Task requirements —
Copy each line below in which the string "Unit" occurs.

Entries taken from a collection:
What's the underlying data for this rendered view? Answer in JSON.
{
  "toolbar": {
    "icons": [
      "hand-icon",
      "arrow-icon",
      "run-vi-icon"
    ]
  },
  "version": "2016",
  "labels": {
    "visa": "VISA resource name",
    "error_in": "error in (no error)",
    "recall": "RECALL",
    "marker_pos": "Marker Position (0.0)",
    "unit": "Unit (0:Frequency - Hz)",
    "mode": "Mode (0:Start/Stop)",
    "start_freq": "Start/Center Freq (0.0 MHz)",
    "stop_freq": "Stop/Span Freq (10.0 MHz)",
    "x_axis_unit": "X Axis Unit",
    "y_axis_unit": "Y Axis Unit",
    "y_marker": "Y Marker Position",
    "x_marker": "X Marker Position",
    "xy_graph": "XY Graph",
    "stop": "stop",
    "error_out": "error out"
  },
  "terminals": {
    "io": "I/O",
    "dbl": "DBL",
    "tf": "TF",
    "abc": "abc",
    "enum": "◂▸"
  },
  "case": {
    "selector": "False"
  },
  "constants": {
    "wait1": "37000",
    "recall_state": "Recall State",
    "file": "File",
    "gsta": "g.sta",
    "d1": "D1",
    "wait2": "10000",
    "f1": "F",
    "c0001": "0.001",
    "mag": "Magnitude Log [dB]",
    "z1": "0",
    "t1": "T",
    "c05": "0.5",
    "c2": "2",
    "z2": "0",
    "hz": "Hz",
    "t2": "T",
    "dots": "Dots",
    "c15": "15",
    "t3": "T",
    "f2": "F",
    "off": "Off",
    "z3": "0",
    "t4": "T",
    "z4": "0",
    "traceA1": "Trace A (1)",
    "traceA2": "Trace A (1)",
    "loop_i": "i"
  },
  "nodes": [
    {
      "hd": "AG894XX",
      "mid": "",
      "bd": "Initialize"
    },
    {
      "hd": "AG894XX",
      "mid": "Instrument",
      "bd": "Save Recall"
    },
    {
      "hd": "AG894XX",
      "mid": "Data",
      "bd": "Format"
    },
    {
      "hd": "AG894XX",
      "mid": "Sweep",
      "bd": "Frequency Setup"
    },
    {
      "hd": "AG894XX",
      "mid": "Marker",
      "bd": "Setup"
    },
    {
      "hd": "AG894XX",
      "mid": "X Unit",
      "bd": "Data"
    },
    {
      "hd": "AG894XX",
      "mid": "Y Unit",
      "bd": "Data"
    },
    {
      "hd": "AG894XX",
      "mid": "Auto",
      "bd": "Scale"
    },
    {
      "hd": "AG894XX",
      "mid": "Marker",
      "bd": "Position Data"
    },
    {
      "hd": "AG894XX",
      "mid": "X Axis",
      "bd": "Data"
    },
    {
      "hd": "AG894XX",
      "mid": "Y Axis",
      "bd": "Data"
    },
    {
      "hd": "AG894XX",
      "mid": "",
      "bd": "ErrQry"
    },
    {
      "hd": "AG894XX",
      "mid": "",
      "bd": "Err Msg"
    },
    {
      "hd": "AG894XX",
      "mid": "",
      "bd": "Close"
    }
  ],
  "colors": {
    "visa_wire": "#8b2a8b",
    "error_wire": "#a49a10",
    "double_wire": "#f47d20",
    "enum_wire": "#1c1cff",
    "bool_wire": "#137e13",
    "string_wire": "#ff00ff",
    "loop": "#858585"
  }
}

Completed task —
    "unit": "Unit (0:Frequency - Hz)",
    "x_axis_unit": "X Axis Unit",
    "y_axis_unit": "Y Axis Unit",
      "mid": "X Unit",
      "mid": "Y Unit",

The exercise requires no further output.